**Job**
What is the number of lines containing the string "ylabel"? Answer with the number only.

**Supplied entries**
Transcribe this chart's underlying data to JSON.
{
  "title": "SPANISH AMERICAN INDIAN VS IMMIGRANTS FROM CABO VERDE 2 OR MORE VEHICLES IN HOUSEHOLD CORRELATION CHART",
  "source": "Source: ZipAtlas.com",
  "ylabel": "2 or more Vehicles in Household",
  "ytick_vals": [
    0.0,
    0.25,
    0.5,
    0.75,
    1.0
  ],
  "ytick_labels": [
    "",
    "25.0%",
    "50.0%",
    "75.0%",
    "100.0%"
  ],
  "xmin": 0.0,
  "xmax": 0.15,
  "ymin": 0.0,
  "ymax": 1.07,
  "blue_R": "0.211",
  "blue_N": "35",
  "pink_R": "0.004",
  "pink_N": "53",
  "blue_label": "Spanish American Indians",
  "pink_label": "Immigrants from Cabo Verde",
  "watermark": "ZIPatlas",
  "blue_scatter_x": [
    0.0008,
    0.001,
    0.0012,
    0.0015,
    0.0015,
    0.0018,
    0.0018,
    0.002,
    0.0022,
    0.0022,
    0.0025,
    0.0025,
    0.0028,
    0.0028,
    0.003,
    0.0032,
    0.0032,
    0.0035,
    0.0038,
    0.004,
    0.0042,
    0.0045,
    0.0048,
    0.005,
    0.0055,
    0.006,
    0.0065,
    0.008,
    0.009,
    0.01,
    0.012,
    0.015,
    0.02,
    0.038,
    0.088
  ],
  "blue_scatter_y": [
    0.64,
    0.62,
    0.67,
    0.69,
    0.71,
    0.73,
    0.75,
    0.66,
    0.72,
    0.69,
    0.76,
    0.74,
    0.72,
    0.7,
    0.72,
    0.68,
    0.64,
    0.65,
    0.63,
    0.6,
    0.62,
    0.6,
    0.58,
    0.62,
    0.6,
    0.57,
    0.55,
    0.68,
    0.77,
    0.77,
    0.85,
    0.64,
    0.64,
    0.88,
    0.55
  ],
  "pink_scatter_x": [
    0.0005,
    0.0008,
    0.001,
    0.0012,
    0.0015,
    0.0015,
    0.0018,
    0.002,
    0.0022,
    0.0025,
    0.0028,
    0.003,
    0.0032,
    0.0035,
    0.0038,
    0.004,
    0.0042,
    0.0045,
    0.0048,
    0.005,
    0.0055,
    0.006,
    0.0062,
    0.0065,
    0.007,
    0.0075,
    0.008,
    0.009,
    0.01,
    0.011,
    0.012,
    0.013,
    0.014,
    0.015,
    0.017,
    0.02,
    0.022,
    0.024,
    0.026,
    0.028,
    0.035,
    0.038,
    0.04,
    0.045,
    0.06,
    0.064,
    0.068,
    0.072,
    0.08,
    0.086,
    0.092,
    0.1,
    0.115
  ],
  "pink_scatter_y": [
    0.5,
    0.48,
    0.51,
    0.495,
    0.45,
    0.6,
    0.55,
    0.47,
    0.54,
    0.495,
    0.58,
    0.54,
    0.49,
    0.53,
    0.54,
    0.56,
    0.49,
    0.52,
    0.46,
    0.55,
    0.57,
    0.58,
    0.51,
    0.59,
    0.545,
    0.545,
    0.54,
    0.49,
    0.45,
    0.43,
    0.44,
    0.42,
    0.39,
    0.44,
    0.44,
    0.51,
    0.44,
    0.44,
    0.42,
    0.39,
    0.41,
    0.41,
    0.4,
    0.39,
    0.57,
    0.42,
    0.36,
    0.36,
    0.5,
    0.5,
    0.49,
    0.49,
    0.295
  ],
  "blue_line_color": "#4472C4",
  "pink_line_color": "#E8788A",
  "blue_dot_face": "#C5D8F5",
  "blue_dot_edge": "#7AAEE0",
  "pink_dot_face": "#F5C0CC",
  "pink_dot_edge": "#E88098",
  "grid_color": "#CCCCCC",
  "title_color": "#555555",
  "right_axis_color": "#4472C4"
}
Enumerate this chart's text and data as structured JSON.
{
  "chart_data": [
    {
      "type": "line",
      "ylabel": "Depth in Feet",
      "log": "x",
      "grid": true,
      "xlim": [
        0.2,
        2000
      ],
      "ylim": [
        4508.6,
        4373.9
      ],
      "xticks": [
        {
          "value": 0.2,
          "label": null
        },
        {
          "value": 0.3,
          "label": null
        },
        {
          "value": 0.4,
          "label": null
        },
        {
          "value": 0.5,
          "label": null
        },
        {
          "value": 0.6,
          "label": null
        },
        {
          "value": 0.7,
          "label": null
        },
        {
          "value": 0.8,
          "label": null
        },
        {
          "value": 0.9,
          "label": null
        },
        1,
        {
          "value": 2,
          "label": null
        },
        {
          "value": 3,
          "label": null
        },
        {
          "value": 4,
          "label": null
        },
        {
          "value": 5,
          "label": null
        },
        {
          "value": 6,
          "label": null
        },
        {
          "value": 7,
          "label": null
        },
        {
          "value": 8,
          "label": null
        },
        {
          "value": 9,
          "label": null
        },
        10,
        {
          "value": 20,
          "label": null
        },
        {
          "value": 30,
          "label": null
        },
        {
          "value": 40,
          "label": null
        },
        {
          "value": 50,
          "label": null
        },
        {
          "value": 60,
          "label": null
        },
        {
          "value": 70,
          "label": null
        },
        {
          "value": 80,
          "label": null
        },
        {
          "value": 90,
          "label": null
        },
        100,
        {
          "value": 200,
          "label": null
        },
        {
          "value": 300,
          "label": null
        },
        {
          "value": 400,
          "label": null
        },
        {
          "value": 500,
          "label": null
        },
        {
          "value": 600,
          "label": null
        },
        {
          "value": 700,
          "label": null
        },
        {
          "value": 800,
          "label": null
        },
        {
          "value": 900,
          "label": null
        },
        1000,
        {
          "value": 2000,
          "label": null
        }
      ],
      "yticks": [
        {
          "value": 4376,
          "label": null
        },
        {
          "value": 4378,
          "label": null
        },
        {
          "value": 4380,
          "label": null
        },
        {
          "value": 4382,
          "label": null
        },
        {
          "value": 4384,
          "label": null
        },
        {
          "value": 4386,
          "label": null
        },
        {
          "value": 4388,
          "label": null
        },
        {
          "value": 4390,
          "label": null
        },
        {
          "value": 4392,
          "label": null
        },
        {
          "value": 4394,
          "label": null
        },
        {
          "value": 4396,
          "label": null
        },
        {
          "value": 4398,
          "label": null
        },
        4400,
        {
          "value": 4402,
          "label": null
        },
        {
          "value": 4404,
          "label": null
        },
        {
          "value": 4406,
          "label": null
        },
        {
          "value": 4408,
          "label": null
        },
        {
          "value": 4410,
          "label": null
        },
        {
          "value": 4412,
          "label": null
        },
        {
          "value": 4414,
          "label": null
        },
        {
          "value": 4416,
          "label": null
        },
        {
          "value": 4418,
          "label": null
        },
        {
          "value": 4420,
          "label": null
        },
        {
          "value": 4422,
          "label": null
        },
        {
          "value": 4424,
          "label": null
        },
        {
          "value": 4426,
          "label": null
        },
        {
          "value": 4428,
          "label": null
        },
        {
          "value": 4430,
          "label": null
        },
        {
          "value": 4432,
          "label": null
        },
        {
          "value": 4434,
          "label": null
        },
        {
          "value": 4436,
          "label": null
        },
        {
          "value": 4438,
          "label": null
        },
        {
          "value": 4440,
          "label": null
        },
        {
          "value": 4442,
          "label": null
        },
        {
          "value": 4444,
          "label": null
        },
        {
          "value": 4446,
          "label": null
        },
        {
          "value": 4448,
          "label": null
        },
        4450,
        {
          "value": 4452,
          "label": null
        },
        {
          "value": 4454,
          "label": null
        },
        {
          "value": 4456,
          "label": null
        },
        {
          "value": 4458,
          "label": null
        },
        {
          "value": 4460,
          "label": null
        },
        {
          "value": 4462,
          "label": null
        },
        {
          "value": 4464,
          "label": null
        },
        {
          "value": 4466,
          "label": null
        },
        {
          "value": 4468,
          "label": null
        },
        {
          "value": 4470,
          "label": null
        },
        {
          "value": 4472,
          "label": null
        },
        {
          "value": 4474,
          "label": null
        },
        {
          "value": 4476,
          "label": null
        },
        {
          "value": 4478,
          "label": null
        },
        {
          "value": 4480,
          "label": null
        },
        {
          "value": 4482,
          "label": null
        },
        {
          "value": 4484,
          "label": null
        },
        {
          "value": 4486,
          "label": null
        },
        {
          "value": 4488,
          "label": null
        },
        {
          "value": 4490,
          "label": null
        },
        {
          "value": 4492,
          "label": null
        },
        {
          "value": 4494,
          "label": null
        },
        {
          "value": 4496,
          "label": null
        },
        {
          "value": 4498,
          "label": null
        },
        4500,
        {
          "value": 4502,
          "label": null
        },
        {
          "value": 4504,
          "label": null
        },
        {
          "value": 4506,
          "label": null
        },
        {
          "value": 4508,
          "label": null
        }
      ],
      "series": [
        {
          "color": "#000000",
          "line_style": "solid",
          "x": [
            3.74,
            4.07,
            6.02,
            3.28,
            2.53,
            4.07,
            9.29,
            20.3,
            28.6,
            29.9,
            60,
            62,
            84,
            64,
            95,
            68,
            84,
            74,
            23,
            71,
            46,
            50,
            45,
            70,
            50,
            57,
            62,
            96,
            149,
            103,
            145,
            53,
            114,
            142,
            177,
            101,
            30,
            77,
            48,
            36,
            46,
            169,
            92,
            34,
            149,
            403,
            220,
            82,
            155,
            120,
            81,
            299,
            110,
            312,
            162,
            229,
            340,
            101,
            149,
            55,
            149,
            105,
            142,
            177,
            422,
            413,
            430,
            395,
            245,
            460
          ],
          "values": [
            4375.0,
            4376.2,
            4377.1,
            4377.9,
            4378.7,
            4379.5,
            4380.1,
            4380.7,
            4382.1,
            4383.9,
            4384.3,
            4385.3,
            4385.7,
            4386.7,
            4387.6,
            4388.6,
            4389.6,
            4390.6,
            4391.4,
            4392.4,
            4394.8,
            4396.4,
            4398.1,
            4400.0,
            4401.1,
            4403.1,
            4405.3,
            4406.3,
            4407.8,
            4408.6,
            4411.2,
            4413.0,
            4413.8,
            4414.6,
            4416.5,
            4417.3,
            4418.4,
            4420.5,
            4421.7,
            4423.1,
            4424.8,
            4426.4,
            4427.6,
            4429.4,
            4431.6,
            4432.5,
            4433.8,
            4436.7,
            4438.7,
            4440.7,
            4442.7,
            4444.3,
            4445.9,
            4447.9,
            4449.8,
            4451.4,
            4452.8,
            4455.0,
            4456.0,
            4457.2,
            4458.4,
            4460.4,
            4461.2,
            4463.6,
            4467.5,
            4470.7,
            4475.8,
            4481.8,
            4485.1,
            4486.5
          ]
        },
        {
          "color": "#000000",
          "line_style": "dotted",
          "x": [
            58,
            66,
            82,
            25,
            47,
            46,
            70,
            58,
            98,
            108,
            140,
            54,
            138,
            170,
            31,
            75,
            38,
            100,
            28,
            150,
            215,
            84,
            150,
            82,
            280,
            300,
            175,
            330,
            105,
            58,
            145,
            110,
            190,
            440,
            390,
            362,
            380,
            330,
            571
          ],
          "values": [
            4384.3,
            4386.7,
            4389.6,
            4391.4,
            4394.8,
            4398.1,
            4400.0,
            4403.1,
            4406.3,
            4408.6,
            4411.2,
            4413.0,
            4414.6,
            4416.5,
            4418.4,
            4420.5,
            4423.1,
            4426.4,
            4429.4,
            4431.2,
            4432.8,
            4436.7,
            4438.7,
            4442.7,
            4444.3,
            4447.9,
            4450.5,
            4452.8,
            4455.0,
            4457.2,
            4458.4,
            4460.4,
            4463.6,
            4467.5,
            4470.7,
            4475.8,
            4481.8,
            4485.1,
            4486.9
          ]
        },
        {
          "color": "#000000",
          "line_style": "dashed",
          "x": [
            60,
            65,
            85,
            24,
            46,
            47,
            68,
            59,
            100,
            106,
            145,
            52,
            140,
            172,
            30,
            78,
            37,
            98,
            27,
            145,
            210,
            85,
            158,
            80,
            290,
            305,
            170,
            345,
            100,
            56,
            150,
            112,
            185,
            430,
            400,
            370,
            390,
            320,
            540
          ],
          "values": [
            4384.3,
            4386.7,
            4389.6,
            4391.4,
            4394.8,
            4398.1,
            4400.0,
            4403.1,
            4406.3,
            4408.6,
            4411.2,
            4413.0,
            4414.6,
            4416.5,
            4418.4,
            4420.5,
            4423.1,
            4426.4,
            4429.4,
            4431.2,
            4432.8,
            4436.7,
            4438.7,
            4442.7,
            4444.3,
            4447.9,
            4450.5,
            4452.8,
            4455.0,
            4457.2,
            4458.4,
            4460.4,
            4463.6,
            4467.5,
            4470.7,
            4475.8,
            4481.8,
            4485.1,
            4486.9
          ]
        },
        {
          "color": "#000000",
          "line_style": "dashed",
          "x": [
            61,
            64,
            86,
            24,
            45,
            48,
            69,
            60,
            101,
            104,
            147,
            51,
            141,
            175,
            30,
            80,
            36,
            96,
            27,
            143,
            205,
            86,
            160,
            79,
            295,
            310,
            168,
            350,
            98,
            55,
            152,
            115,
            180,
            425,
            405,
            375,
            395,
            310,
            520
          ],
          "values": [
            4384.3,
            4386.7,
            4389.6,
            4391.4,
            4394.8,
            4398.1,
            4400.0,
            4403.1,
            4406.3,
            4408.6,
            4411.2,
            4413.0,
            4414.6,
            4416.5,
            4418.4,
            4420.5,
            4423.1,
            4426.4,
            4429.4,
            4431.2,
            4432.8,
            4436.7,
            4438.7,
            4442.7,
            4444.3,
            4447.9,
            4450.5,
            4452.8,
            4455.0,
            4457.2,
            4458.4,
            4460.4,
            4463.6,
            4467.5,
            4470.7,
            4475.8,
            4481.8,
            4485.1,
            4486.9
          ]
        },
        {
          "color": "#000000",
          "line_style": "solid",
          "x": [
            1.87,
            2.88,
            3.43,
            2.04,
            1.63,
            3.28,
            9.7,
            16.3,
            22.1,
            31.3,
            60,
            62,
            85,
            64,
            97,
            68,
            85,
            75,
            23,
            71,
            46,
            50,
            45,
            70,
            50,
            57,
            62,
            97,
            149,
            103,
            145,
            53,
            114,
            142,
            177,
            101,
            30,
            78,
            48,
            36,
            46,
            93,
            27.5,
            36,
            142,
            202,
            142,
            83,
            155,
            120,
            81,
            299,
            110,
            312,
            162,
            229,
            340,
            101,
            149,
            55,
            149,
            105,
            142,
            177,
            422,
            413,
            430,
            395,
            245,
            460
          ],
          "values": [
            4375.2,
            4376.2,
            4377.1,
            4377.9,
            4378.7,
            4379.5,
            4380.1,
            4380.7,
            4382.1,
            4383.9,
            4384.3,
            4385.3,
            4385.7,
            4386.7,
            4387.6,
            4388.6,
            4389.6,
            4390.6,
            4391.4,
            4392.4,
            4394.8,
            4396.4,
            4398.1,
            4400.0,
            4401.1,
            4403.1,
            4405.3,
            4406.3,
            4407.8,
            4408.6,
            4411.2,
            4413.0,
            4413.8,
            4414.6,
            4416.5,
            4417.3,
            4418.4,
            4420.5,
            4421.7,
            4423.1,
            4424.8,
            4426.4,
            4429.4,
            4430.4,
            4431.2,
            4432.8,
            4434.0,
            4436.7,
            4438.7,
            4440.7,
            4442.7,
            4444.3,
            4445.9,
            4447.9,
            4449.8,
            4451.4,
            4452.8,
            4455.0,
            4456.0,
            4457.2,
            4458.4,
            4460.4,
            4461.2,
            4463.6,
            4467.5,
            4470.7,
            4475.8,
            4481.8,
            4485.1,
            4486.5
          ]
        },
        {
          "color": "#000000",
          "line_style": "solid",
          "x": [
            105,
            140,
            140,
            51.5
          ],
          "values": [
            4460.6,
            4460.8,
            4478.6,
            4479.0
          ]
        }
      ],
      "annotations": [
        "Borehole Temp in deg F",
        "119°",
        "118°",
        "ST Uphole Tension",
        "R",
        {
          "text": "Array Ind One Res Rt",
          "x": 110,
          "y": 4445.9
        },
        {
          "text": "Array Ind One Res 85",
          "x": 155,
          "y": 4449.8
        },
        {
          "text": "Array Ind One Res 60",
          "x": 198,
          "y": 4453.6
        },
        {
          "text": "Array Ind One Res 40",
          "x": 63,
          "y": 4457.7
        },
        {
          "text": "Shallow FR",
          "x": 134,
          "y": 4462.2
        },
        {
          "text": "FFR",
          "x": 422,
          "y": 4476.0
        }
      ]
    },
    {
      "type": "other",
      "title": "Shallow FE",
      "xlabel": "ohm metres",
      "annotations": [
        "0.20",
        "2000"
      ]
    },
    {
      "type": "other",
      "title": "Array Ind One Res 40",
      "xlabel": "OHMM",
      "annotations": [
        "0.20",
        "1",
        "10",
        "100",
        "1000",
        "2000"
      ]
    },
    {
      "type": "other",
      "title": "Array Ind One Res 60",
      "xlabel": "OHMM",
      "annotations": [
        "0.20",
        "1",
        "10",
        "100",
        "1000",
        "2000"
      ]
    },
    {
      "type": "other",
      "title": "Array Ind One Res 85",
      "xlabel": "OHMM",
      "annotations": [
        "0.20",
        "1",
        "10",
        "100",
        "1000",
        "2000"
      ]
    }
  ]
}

**Answer in full**
2